▶ [EXERCISE DESCRIPTION]
Extract the complete data exactly as given.
━━━━━━━━━━━━━━━━━━━━
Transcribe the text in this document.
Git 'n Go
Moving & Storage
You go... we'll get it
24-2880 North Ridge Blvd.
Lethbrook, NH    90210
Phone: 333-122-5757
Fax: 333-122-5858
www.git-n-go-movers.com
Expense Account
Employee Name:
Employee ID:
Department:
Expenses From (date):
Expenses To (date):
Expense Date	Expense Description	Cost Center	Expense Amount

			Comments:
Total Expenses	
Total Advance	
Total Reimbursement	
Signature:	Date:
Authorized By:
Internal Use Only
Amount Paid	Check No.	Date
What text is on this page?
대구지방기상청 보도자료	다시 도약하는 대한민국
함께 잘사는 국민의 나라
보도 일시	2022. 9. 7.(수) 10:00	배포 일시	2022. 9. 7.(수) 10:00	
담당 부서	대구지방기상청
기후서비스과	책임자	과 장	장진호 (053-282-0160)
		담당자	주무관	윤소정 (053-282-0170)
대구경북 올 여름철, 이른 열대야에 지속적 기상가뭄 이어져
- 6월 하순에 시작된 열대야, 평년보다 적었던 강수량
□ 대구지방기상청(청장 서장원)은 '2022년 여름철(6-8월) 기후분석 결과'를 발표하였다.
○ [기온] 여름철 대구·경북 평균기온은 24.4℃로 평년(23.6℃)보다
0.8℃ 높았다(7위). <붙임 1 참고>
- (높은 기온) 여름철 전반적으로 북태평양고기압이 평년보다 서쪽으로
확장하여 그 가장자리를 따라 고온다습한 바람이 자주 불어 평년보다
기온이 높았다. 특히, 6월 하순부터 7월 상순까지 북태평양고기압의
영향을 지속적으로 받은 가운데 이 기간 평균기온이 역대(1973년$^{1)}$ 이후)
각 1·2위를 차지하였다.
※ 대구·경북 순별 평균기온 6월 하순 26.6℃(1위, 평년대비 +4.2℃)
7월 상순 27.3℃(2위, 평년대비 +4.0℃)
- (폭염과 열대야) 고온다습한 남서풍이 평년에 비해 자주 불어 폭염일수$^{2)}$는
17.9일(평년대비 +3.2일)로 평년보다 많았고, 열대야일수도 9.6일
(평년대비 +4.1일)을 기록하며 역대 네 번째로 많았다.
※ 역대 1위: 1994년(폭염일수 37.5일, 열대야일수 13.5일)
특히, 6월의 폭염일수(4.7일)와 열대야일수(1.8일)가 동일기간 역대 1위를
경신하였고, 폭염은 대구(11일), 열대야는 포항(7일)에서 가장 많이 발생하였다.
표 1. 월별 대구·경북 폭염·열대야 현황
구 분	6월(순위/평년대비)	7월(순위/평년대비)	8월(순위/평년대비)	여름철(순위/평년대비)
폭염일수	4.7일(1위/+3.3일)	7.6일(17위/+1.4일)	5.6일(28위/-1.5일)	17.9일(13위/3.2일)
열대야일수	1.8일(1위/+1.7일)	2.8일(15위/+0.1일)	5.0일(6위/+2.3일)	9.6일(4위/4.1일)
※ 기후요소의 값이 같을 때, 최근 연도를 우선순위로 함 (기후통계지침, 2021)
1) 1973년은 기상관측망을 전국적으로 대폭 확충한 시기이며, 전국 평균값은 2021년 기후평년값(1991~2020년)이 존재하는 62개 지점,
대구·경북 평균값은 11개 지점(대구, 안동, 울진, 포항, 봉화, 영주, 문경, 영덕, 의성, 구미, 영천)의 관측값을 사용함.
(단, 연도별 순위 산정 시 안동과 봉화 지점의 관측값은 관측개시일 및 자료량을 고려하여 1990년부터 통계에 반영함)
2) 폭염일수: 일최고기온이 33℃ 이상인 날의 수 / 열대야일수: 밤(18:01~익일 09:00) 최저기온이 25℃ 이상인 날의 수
━━━━━━━━━━━━━━━━━━━━
▶ [CORRECT RESULT]
Transcribe the text in this document.
Git 'n Go
Moving & Storage
You go... we'll get it
24-2880 North Ridge Blvd.
Lethbrook, NH    90210
Phone: 333-122-5757
Fax: 333-122-5858
www.git-n-go-movers.com
Expense Account
Employee Name:
Employee ID:
Department:
Expenses From (date):
Expenses To (date):
Expense Date	Expense Description	Cost Center	Expense Amount

			Comments:
Total Expenses	
Total Advance	
Total Reimbursement	
Signature:	Date:
Authorized By:
Internal Use Only
Amount Paid	Check No.	Date
What text is on this page?
대구지방기상청 보도자료	다시 도약하는 대한민국
함께 잘사는 국민의 나라
보도 일시	2022. 9. 7.(수) 10:00	배포 일시	2022. 9. 7.(수) 10:00	
담당 부서	대구지방기상청
기후서비스과	책임자	과 장	장진호 (053-282-0160)
		담당자	주무관	윤소정 (053-282-0170)
대구경북 올 여름철, 이른 열대야에 지속적 기상가뭄 이어져
- 6월 하순에 시작된 열대야, 평년보다 적었던 강수량
□ 대구지방기상청(청장 서장원)은 '2022년 여름철(6-8월) 기후분석 결과'를 발표하였다.
○ [기온] 여름철 대구·경북 평균기온은 24.4℃로 평년(23.6℃)보다
0.8℃ 높았다(7위). <붙임 1 참고>
- (높은 기온) 여름철 전반적으로 북태평양고기압이 평년보다 서쪽으로
확장하여 그 가장자리를 따라 고온다습한 바람이 자주 불어 평년보다
기온이 높았다. 특히, 6월 하순부터 7월 상순까지 북태평양고기압의
영향을 지속적으로 받은 가운데 이 기간 평균기온이 역대(1973년$^{1)}$ 이후)
각 1·2위를 차지하였다.
※ 대구·경북 순별 평균기온 6월 하순 26.6℃(1위, 평년대비 +4.2℃)
7월 상순 27.3℃(2위, 평년대비 +4.0℃)
- (폭염과 열대야) 고온다습한 남서풍이 평년에 비해 자주 불어 폭염일수$^{2)}$는
17.9일(평년대비 +3.2일)로 평년보다 많았고, 열대야일수도 9.6일
(평년대비 +4.1일)을 기록하며 역대 네 번째로 많았다.
※ 역대 1위: 1994년(폭염일수 37.5일, 열대야일수 13.5일)
특히, 6월의 폭염일수(4.7일)와 열대야일수(1.8일)가 동일기간 역대 1위를
경신하였고, 폭염은 대구(11일), 열대야는 포항(7일)에서 가장 많이 발생하였다.
표 1. 월별 대구·경북 폭염·열대야 현황
구 분	6월(순위/평년대비)	7월(순위/평년대비)	8월(순위/평년대비)	여름철(순위/평년대비)
폭염일수	4.7일(1위/+3.3일)	7.6일(17위/+1.4일)	5.6일(28위/-1.5일)	17.9일(13위/3.2일)
열대야일수	1.8일(1위/+1.7일)	2.8일(15위/+0.1일)	5.0일(6위/+2.3일)	9.6일(4위/4.1일)
※ 기후요소의 값이 같을 때, 최근 연도를 우선순위로 함 (기후통계지침, 2021)
1) 1973년은 기상관측망을 전국적으로 대폭 확충한 시기이며, 전국 평균값은 2021년 기후평년값(1991~2020년)이 존재하는 62개 지점,
대구·경북 평균값은 11개 지점(대구, 안동, 울진, 포항, 봉화, 영주, 문경, 영덕, 의성, 구미, 영천)의 관측값을 사용함.
(단, 연도별 순위 산정 시 안동과 봉화 지점의 관측값은 관측개시일 및 자료량을 고려하여 1990년부터 통계에 반영함)
2) 폭염일수: 일최고기온이 33℃ 이상인 날의 수 / 열대야일수: 밤(18:01~익일 09:00) 최저기온이 25℃ 이상인 날의 수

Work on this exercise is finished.